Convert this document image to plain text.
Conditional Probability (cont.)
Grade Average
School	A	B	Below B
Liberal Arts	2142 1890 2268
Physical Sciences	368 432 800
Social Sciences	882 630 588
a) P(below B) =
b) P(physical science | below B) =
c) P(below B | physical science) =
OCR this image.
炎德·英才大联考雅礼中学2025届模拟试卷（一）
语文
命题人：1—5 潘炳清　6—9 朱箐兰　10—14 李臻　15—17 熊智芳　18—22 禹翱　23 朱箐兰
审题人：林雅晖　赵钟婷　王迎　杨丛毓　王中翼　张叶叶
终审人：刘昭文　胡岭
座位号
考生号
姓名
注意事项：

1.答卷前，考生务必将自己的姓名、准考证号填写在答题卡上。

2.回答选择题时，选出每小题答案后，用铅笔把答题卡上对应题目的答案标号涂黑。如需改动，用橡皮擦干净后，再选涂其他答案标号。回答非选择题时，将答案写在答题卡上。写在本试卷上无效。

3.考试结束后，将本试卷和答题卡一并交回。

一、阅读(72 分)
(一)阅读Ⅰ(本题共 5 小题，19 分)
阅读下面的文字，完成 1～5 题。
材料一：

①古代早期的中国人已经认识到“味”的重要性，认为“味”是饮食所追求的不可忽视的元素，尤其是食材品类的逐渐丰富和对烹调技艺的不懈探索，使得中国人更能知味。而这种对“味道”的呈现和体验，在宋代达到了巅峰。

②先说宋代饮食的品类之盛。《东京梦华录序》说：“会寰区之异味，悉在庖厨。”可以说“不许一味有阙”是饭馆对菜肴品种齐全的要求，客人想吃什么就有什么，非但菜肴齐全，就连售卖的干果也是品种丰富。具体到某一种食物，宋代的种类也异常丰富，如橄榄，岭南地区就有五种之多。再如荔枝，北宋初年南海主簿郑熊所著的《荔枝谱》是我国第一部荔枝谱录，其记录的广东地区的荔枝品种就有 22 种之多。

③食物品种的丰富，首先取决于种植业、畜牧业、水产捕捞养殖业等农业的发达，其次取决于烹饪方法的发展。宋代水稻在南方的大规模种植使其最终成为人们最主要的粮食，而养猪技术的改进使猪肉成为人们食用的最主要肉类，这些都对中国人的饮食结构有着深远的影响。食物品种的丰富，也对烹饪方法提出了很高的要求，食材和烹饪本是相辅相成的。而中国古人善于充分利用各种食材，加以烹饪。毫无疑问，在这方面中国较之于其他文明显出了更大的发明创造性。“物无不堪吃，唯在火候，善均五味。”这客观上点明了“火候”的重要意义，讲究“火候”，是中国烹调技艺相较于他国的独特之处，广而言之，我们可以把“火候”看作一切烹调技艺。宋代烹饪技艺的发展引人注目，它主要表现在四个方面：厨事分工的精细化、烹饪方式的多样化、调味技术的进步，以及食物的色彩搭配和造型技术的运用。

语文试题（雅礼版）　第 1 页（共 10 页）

Short task.
Return all lines of the material above in which the word "image" occurs.

Answer for this exercise.
Convert this document image to plain text.
OCR this image.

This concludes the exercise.